begin AVAILABLE RECORDS

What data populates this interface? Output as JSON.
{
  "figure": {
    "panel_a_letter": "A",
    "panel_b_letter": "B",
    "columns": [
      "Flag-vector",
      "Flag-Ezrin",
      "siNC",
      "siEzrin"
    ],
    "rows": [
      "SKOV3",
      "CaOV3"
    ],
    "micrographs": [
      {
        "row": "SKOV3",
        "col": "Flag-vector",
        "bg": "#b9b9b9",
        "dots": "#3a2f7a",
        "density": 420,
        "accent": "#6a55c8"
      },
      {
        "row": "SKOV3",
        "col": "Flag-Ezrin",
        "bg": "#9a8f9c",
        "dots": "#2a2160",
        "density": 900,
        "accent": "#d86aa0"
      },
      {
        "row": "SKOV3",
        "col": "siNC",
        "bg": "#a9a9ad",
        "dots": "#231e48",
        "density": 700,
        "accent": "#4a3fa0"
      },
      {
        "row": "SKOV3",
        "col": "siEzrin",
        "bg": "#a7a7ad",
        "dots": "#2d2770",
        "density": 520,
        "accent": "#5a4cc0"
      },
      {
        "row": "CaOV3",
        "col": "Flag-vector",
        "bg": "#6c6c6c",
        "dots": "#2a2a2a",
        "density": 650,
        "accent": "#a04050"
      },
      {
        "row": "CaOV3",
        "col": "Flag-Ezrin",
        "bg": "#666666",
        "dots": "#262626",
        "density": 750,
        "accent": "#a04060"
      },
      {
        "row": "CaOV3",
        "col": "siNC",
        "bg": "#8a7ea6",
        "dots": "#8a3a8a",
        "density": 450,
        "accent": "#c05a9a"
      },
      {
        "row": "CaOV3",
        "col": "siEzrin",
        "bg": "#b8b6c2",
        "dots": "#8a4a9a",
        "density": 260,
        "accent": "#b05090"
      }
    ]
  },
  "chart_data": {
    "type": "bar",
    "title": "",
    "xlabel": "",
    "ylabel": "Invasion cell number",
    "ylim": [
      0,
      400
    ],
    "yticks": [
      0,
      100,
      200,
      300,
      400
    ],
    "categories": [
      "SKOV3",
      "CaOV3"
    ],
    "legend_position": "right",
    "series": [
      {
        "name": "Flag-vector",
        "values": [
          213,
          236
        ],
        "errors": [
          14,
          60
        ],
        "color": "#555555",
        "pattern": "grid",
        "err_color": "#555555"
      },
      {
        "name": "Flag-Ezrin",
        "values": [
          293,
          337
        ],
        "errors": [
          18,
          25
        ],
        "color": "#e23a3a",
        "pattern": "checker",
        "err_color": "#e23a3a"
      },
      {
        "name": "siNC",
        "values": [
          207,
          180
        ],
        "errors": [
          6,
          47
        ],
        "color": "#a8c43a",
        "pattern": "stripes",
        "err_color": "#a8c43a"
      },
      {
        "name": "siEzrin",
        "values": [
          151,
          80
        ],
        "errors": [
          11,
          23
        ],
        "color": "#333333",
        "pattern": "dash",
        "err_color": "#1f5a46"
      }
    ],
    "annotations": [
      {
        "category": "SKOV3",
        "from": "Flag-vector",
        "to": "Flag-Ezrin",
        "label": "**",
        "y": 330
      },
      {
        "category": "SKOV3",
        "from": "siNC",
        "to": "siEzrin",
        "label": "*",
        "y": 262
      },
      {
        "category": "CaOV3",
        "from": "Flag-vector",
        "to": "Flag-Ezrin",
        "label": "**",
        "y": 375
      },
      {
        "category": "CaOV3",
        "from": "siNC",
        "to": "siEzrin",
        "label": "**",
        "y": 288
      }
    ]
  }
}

end AVAILABLE RECORDS

> **TO DO**
Copy whichever lines in the listing above contain the word "density".

> **FULL OUTPUT**
        "density": 420,
        "density": 900,
        "density": 700,
        "density": 520,
        "density": 650,
        "density": 750,
        "density": 450,
        "density": 260,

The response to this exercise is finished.